(begin)

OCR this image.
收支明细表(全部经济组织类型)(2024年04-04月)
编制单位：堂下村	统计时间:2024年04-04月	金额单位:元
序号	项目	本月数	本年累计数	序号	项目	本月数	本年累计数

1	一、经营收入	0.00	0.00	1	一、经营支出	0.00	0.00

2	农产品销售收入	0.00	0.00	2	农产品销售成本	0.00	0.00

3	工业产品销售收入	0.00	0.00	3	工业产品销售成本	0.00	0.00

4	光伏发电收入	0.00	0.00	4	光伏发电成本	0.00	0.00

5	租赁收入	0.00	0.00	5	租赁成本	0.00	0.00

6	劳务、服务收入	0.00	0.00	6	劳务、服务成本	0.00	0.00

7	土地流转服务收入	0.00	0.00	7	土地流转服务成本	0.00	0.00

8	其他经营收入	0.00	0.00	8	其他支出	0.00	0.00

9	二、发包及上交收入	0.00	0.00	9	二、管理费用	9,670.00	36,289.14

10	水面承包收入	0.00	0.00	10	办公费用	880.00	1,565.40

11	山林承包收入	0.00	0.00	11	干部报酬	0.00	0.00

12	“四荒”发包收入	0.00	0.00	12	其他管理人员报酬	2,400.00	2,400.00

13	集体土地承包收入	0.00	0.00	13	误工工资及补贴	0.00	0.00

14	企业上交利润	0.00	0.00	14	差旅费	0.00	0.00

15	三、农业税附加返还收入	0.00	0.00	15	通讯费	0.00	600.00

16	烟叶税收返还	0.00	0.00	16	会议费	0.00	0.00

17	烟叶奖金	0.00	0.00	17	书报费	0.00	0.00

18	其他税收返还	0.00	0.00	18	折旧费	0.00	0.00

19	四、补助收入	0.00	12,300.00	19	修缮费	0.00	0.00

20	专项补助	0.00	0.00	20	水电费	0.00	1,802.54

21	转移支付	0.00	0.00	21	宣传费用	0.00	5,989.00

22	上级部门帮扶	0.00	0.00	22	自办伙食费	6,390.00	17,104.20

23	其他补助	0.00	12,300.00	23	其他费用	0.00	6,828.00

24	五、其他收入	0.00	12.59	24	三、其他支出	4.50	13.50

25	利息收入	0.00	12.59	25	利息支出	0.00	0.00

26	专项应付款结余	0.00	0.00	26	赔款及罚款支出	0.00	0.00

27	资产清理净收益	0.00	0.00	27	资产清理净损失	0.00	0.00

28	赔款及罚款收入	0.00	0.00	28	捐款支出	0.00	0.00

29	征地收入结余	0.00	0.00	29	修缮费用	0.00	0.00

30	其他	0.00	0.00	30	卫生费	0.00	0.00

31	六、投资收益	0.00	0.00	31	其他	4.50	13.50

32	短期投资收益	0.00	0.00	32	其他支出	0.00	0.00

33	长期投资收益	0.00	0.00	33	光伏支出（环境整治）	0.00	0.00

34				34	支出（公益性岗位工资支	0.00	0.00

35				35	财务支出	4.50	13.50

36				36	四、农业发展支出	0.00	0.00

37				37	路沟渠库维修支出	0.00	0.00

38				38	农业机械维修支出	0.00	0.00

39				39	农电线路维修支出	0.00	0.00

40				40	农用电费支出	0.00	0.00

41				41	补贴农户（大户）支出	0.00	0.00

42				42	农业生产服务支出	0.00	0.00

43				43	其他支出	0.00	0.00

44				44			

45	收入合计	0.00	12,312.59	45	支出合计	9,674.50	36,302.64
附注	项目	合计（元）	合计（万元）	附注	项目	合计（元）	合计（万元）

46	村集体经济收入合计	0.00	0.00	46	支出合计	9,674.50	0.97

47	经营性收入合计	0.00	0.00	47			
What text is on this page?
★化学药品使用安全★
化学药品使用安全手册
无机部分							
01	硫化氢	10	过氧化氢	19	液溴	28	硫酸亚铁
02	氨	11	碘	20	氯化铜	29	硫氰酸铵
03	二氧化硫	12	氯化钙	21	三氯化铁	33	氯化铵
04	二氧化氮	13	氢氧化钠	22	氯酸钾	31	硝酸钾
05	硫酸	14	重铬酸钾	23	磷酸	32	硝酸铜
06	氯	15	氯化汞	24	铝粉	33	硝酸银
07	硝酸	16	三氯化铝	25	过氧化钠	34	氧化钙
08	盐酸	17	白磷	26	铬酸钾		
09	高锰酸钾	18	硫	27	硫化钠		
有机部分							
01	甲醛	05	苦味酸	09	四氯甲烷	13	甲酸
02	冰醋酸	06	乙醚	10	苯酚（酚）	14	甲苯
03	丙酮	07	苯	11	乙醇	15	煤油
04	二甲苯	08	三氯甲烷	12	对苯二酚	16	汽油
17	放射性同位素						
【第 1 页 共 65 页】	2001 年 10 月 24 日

(end)

• WHAT THE TASK REQUIRES:
Exact copies of all the records are required.

• FINISHED TASK:
OCR this image.
收支明细表(全部经济组织类型)(2024年04-04月)
编制单位：堂下村	统计时间:2024年04-04月	金额单位:元
序号	项目	本月数	本年累计数	序号	项目	本月数	本年累计数

1	一、经营收入	0.00	0.00	1	一、经营支出	0.00	0.00

2	农产品销售收入	0.00	0.00	2	农产品销售成本	0.00	0.00

3	工业产品销售收入	0.00	0.00	3	工业产品销售成本	0.00	0.00

4	光伏发电收入	0.00	0.00	4	光伏发电成本	0.00	0.00

5	租赁收入	0.00	0.00	5	租赁成本	0.00	0.00

6	劳务、服务收入	0.00	0.00	6	劳务、服务成本	0.00	0.00

7	土地流转服务收入	0.00	0.00	7	土地流转服务成本	0.00	0.00

8	其他经营收入	0.00	0.00	8	其他支出	0.00	0.00

9	二、发包及上交收入	0.00	0.00	9	二、管理费用	9,670.00	36,289.14

10	水面承包收入	0.00	0.00	10	办公费用	880.00	1,565.40

11	山林承包收入	0.00	0.00	11	干部报酬	0.00	0.00

12	“四荒”发包收入	0.00	0.00	12	其他管理人员报酬	2,400.00	2,400.00

13	集体土地承包收入	0.00	0.00	13	误工工资及补贴	0.00	0.00

14	企业上交利润	0.00	0.00	14	差旅费	0.00	0.00

15	三、农业税附加返还收入	0.00	0.00	15	通讯费	0.00	600.00

16	烟叶税收返还	0.00	0.00	16	会议费	0.00	0.00

17	烟叶奖金	0.00	0.00	17	书报费	0.00	0.00

18	其他税收返还	0.00	0.00	18	折旧费	0.00	0.00

19	四、补助收入	0.00	12,300.00	19	修缮费	0.00	0.00

20	专项补助	0.00	0.00	20	水电费	0.00	1,802.54

21	转移支付	0.00	0.00	21	宣传费用	0.00	5,989.00

22	上级部门帮扶	0.00	0.00	22	自办伙食费	6,390.00	17,104.20

23	其他补助	0.00	12,300.00	23	其他费用	0.00	6,828.00

24	五、其他收入	0.00	12.59	24	三、其他支出	4.50	13.50

25	利息收入	0.00	12.59	25	利息支出	0.00	0.00

26	专项应付款结余	0.00	0.00	26	赔款及罚款支出	0.00	0.00

27	资产清理净收益	0.00	0.00	27	资产清理净损失	0.00	0.00

28	赔款及罚款收入	0.00	0.00	28	捐款支出	0.00	0.00

29	征地收入结余	0.00	0.00	29	修缮费用	0.00	0.00

30	其他	0.00	0.00	30	卫生费	0.00	0.00

31	六、投资收益	0.00	0.00	31	其他	4.50	13.50

32	短期投资收益	0.00	0.00	32	其他支出	0.00	0.00

33	长期投资收益	0.00	0.00	33	光伏支出（环境整治）	0.00	0.00

34				34	支出（公益性岗位工资支	0.00	0.00

35				35	财务支出	4.50	13.50

36				36	四、农业发展支出	0.00	0.00

37				37	路沟渠库维修支出	0.00	0.00

38				38	农业机械维修支出	0.00	0.00

39				39	农电线路维修支出	0.00	0.00

40				40	农用电费支出	0.00	0.00

41				41	补贴农户（大户）支出	0.00	0.00

42				42	农业生产服务支出	0.00	0.00

43				43	其他支出	0.00	0.00

44				44			

45	收入合计	0.00	12,312.59	45	支出合计	9,674.50	36,302.64
附注	项目	合计（元）	合计（万元）	附注	项目	合计（元）	合计（万元）

46	村集体经济收入合计	0.00	0.00	46	支出合计	9,674.50	0.97

47	经营性收入合计	0.00	0.00	47			
What text is on this page?
★化学药品使用安全★
化学药品使用安全手册
无机部分							
01	硫化氢	10	过氧化氢	19	液溴	28	硫酸亚铁
02	氨	11	碘	20	氯化铜	29	硫氰酸铵
03	二氧化硫	12	氯化钙	21	三氯化铁	33	氯化铵
04	二氧化氮	13	氢氧化钠	22	氯酸钾	31	硝酸钾
05	硫酸	14	重铬酸钾	23	磷酸	32	硝酸铜
06	氯	15	氯化汞	24	铝粉	33	硝酸银
07	硝酸	16	三氯化铝	25	过氧化钠	34	氧化钙
08	盐酸	17	白磷	26	铬酸钾		
09	高锰酸钾	18	硫	27	硫化钠		
有机部分							
01	甲醛	05	苦味酸	09	四氯甲烷	13	甲酸
02	冰醋酸	06	乙醚	10	苯酚（酚）	14	甲苯
03	丙酮	07	苯	11	乙醇	15	煤油
04	二甲苯	08	三氯甲烷	12	对苯二酚	16	汽油
17	放射性同位素						
【第 1 页 共 65 页】	2001 年 10 月 24 日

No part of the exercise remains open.